* PROBLEM
Copy every line of the listing exactly.

* DATA FOR THE TASK
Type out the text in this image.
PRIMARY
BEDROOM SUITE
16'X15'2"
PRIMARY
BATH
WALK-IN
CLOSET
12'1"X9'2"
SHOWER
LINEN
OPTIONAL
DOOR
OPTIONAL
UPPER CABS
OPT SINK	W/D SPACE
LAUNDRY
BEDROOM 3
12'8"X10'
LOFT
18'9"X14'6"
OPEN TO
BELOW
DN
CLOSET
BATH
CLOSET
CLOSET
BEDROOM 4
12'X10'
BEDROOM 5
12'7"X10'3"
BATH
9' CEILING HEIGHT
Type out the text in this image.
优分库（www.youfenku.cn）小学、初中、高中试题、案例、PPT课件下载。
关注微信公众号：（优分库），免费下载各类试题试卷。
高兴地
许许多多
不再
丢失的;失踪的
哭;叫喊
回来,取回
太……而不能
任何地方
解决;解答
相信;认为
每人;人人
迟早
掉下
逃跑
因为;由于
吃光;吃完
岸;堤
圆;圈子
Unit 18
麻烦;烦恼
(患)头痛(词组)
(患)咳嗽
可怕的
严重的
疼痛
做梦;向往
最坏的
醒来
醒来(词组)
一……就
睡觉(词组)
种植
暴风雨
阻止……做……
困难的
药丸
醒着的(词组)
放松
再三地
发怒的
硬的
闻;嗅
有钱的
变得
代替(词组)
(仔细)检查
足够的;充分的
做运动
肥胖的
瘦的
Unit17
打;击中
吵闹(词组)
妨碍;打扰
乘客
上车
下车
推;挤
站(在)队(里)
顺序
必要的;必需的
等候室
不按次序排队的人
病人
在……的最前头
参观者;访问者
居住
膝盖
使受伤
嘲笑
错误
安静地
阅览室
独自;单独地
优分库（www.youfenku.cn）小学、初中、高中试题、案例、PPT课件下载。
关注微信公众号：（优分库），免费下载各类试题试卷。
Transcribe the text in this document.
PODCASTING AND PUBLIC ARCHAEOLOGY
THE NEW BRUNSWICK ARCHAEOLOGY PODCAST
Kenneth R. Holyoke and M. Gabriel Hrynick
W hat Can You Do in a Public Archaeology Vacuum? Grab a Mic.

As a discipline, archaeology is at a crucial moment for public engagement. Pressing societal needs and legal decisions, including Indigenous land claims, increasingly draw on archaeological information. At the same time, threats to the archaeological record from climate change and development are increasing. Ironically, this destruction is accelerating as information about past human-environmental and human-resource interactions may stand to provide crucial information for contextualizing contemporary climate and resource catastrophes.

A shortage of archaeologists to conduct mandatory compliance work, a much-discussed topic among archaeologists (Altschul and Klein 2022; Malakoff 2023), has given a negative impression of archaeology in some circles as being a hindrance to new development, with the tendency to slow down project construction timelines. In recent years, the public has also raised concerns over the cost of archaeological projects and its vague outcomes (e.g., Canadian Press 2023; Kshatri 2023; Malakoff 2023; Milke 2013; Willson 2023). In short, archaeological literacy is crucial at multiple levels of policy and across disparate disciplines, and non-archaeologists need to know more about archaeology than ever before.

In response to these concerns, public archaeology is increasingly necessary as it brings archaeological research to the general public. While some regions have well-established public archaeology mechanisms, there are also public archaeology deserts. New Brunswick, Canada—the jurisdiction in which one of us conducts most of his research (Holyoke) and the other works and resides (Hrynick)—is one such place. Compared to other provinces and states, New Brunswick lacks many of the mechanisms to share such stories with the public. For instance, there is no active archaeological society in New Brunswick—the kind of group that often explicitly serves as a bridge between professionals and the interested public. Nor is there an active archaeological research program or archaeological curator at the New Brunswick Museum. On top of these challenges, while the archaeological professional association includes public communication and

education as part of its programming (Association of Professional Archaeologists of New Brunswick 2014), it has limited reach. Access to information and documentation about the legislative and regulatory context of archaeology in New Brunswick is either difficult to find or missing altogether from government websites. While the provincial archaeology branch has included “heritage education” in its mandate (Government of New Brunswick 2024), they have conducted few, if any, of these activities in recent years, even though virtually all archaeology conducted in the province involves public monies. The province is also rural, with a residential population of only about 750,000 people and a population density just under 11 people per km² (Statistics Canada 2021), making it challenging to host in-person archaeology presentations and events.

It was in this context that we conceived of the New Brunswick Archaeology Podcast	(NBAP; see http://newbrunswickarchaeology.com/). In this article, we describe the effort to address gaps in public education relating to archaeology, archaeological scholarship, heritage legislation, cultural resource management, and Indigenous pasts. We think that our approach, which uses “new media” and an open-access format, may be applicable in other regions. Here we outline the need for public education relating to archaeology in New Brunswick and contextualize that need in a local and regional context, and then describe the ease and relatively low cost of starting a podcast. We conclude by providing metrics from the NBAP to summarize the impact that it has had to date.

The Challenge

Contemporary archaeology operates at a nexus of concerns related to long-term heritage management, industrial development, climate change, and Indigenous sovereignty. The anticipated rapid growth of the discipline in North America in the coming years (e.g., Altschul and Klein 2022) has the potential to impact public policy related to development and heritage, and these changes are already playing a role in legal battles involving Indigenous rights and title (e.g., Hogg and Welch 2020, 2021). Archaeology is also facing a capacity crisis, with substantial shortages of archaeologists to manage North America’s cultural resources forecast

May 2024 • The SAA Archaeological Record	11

* TASK RESULT
Type out the text in this image.
PRIMARY
BEDROOM SUITE
16'X15'2"
PRIMARY
BATH
WALK-IN
CLOSET
12'1"X9'2"
SHOWER
LINEN
OPTIONAL
DOOR
OPTIONAL
UPPER CABS
OPT SINK	W/D SPACE
LAUNDRY
BEDROOM 3
12'8"X10'
LOFT
18'9"X14'6"
OPEN TO
BELOW
DN
CLOSET
BATH
CLOSET
CLOSET
BEDROOM 4
12'X10'
BEDROOM 5
12'7"X10'3"
BATH
9' CEILING HEIGHT
Type out the text in this image.
优分库（www.youfenku.cn）小学、初中、高中试题、案例、PPT课件下载。
关注微信公众号：（优分库），免费下载各类试题试卷。
高兴地
许许多多
不再
丢失的;失踪的
哭;叫喊
回来,取回
太……而不能
任何地方
解决;解答
相信;认为
每人;人人
迟早
掉下
逃跑
因为;由于
吃光;吃完
岸;堤
圆;圈子
Unit 18
麻烦;烦恼
(患)头痛(词组)
(患)咳嗽
可怕的
严重的
疼痛
做梦;向往
最坏的
醒来
醒来(词组)
一……就
睡觉(词组)
种植
暴风雨
阻止……做……
困难的
药丸
醒着的(词组)
放松
再三地
发怒的
硬的
闻;嗅
有钱的
变得
代替(词组)
(仔细)检查
足够的;充分的
做运动
肥胖的
瘦的
Unit17
打;击中
吵闹(词组)
妨碍;打扰
乘客
上车
下车
推;挤
站(在)队(里)
顺序
必要的;必需的
等候室
不按次序排队的人
病人
在……的最前头
参观者;访问者
居住
膝盖
使受伤
嘲笑
错误
安静地
阅览室
独自;单独地
优分库（www.youfenku.cn）小学、初中、高中试题、案例、PPT课件下载。
关注微信公众号：（优分库），免费下载各类试题试卷。
Transcribe the text in this document.
PODCASTING AND PUBLIC ARCHAEOLOGY
THE NEW BRUNSWICK ARCHAEOLOGY PODCAST
Kenneth R. Holyoke and M. Gabriel Hrynick
W hat Can You Do in a Public Archaeology Vacuum? Grab a Mic.

As a discipline, archaeology is at a crucial moment for public engagement. Pressing societal needs and legal decisions, including Indigenous land claims, increasingly draw on archaeological information. At the same time, threats to the archaeological record from climate change and development are increasing. Ironically, this destruction is accelerating as information about past human-environmental and human-resource interactions may stand to provide crucial information for contextualizing contemporary climate and resource catastrophes.

A shortage of archaeologists to conduct mandatory compliance work, a much-discussed topic among archaeologists (Altschul and Klein 2022; Malakoff 2023), has given a negative impression of archaeology in some circles as being a hindrance to new development, with the tendency to slow down project construction timelines. In recent years, the public has also raised concerns over the cost of archaeological projects and its vague outcomes (e.g., Canadian Press 2023; Kshatri 2023; Malakoff 2023; Milke 2013; Willson 2023). In short, archaeological literacy is crucial at multiple levels of policy and across disparate disciplines, and non-archaeologists need to know more about archaeology than ever before.

In response to these concerns, public archaeology is increasingly necessary as it brings archaeological research to the general public. While some regions have well-established public archaeology mechanisms, there are also public archaeology deserts. New Brunswick, Canada—the jurisdiction in which one of us conducts most of his research (Holyoke) and the other works and resides (Hrynick)—is one such place. Compared to other provinces and states, New Brunswick lacks many of the mechanisms to share such stories with the public. For instance, there is no active archaeological society in New Brunswick—the kind of group that often explicitly serves as a bridge between professionals and the interested public. Nor is there an active archaeological research program or archaeological curator at the New Brunswick Museum. On top of these challenges, while the archaeological professional association includes public communication and

education as part of its programming (Association of Professional Archaeologists of New Brunswick 2014), it has limited reach. Access to information and documentation about the legislative and regulatory context of archaeology in New Brunswick is either difficult to find or missing altogether from government websites. While the provincial archaeology branch has included “heritage education” in its mandate (Government of New Brunswick 2024), they have conducted few, if any, of these activities in recent years, even though virtually all archaeology conducted in the province involves public monies. The province is also rural, with a residential population of only about 750,000 people and a population density just under 11 people per km² (Statistics Canada 2021), making it challenging to host in-person archaeology presentations and events.

It was in this context that we conceived of the New Brunswick Archaeology Podcast	(NBAP; see http://newbrunswickarchaeology.com/). In this article, we describe the effort to address gaps in public education relating to archaeology, archaeological scholarship, heritage legislation, cultural resource management, and Indigenous pasts. We think that our approach, which uses “new media” and an open-access format, may be applicable in other regions. Here we outline the need for public education relating to archaeology in New Brunswick and contextualize that need in a local and regional context, and then describe the ease and relatively low cost of starting a podcast. We conclude by providing metrics from the NBAP to summarize the impact that it has had to date.

The Challenge

Contemporary archaeology operates at a nexus of concerns related to long-term heritage management, industrial development, climate change, and Indigenous sovereignty. The anticipated rapid growth of the discipline in North America in the coming years (e.g., Altschul and Klein 2022) has the potential to impact public policy related to development and heritage, and these changes are already playing a role in legal battles involving Indigenous rights and title (e.g., Hogg and Welch 2020, 2021). Archaeology is also facing a capacity crisis, with substantial shortages of archaeologists to manage North America’s cultural resources forecast

May 2024 • The SAA Archaeological Record	11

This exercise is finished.